====== Source data ======
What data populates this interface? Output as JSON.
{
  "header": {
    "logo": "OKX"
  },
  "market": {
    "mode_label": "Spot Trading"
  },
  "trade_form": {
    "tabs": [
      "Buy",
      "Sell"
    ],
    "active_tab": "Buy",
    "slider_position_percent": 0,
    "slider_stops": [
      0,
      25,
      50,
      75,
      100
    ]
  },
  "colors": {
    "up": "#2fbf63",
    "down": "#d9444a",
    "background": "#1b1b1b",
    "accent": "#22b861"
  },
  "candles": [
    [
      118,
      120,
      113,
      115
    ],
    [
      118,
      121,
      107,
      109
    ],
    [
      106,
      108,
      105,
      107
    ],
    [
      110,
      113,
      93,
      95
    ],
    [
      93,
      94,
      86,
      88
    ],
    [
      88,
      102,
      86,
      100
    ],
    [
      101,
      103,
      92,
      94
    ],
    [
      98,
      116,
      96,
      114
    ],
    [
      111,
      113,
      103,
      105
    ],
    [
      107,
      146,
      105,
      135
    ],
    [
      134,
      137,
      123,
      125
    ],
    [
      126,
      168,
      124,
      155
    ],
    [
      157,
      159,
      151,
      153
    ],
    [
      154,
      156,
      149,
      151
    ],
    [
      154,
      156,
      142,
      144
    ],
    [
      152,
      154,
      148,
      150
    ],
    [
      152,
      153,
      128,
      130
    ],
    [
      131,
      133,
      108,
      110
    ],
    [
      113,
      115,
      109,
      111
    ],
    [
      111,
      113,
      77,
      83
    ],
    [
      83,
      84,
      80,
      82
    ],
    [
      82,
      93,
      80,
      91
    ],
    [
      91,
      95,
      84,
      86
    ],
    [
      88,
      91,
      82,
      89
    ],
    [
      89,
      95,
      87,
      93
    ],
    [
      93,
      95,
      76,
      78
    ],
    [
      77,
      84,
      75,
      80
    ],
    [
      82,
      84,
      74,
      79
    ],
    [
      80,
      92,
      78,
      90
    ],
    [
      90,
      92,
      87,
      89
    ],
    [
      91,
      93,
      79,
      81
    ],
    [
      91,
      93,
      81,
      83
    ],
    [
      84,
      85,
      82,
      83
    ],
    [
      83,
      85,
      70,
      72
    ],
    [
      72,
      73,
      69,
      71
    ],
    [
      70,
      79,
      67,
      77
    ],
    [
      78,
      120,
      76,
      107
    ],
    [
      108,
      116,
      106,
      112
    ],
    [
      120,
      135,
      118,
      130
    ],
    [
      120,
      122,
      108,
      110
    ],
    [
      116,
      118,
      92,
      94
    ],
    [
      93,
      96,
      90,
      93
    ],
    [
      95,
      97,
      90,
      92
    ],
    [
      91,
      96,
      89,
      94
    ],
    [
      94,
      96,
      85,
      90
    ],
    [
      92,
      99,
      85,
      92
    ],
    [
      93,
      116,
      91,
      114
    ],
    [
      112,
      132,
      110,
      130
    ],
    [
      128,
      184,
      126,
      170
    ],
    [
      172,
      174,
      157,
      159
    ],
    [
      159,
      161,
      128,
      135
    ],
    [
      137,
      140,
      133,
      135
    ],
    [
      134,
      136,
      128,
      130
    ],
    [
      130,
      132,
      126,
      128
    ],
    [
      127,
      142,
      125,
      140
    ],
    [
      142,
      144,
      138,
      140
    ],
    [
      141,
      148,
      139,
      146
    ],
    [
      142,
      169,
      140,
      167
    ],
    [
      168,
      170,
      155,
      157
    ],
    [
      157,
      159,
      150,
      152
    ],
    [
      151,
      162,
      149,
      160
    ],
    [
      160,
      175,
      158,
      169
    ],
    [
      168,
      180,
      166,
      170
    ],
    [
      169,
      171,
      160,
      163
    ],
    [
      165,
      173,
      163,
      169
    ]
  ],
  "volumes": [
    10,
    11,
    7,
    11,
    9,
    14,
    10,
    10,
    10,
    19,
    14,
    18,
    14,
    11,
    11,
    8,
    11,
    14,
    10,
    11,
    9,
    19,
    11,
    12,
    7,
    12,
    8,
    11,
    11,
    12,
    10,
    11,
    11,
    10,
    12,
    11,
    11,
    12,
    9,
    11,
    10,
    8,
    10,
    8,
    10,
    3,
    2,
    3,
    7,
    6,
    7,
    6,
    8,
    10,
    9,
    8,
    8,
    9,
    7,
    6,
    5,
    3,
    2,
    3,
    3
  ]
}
======
Given task: Repeat the records above exactly as they appear.

Problem solution:
What data populates this interface? Output as JSON.
{
  "header": {
    "logo": "OKX"
  },
  "market": {
    "mode_label": "Spot Trading"
  },
  "trade_form": {
    "tabs": [
      "Buy",
      "Sell"
    ],
    "active_tab": "Buy",
    "slider_position_percent": 0,
    "slider_stops": [
      0,
      25,
      50,
      75,
      100
    ]
  },
  "colors": {
    "up": "#2fbf63",
    "down": "#d9444a",
    "background": "#1b1b1b",
    "accent": "#22b861"
  },
  "candles": [
    [
      118,
      120,
      113,
      115
    ],
    [
      118,
      121,
      107,
      109
    ],
    [
      106,
      108,
      105,
      107
    ],
    [
      110,
      113,
      93,
      95
    ],
    [
      93,
      94,
      86,
      88
    ],
    [
      88,
      102,
      86,
      100
    ],
    [
      101,
      103,
      92,
      94
    ],
    [
      98,
      116,
      96,
      114
    ],
    [
      111,
      113,
      103,
      105
    ],
    [
      107,
      146,
      105,
      135
    ],
    [
      134,
      137,
      123,
      125
    ],
    [
      126,
      168,
      124,
      155
    ],
    [
      157,
      159,
      151,
      153
    ],
    [
      154,
      156,
      149,
      151
    ],
    [
      154,
      156,
      142,
      144
    ],
    [
      152,
      154,
      148,
      150
    ],
    [
      152,
      153,
      128,
      130
    ],
    [
      131,
      133,
      108,
      110
    ],
    [
      113,
      115,
      109,
      111
    ],
    [
      111,
      113,
      77,
      83
    ],
    [
      83,
      84,
      80,
      82
    ],
    [
      82,
      93,
      80,
      91
    ],
    [
      91,
      95,
      84,
      86
    ],
    [
      88,
      91,
      82,
      89
    ],
    [
      89,
      95,
      87,
      93
    ],
    [
      93,
      95,
      76,
      78
    ],
    [
      77,
      84,
      75,
      80
    ],
    [
      82,
      84,
      74,
      79
    ],
    [
      80,
      92,
      78,
      90
    ],
    [
      90,
      92,
      87,
      89
    ],
    [
      91,
      93,
      79,
      81
    ],
    [
      91,
      93,
      81,
      83
    ],
    [
      84,
      85,
      82,
      83
    ],
    [
      83,
      85,
      70,
      72
    ],
    [
      72,
      73,
      69,
      71
    ],
    [
      70,
      79,
      67,
      77
    ],
    [
      78,
      120,
      76,
      107
    ],
    [
      108,
      116,
      106,
      112
    ],
    [
      120,
      135,
      118,
      130
    ],
    [
      120,
      122,
      108,
      110
    ],
    [
      116,
      118,
      92,
      94
    ],
    [
      93,
      96,
      90,
      93
    ],
    [
      95,
      97,
      90,
      92
    ],
    [
      91,
      96,
      89,
      94
    ],
    [
      94,
      96,
      85,
      90
    ],
    [
      92,
      99,
      85,
      92
    ],
    [
      93,
      116,
      91,
      114
    ],
    [
      112,
      132,
      110,
      130
    ],
    [
      128,
      184,
      126,
      170
    ],
    [
      172,
      174,
      157,
      159
    ],
    [
      159,
      161,
      128,
      135
    ],
    [
      137,
      140,
      133,
      135
    ],
    [
      134,
      136,
      128,
      130
    ],
    [
      130,
      132,
      126,
      128
    ],
    [
      127,
      142,
      125,
      140
    ],
    [
      142,
      144,
      138,
      140
    ],
    [
      141,
      148,
      139,
      146
    ],
    [
      142,
      169,
      140,
      167
    ],
    [
      168,
      170,
      155,
      157
    ],
    [
      157,
      159,
      150,
      152
    ],
    [
      151,
      162,
      149,
      160
    ],
    [
      160,
      175,
      158,
      169
    ],
    [
      168,
      180,
      166,
      170
    ],
    [
      169,
      171,
      160,
      163
    ],
    [
      165,
      173,
      163,
      169
    ]
  ],
  "volumes": [
    10,
    11,
    7,
    11,
    9,
    14,
    10,
    10,
    10,
    19,
    14,
    18,
    14,
    11,
    11,
    8,
    11,
    14,
    10,
    11,
    9,
    19,
    11,
    12,
    7,
    12,
    8,
    11,
    11,
    12,
    10,
    11,
    11,
    10,
    12,
    11,
    11,
    12,
    9,
    11,
    10,
    8,
    10,
    8,
    10,
    3,
    2,
    3,
    7,
    6,
    7,
    6,
    8,
    10,
    9,
    8,
    8,
    9,
    7,
    6,
    5,
    3,
    2,
    3,
    3
  ]
}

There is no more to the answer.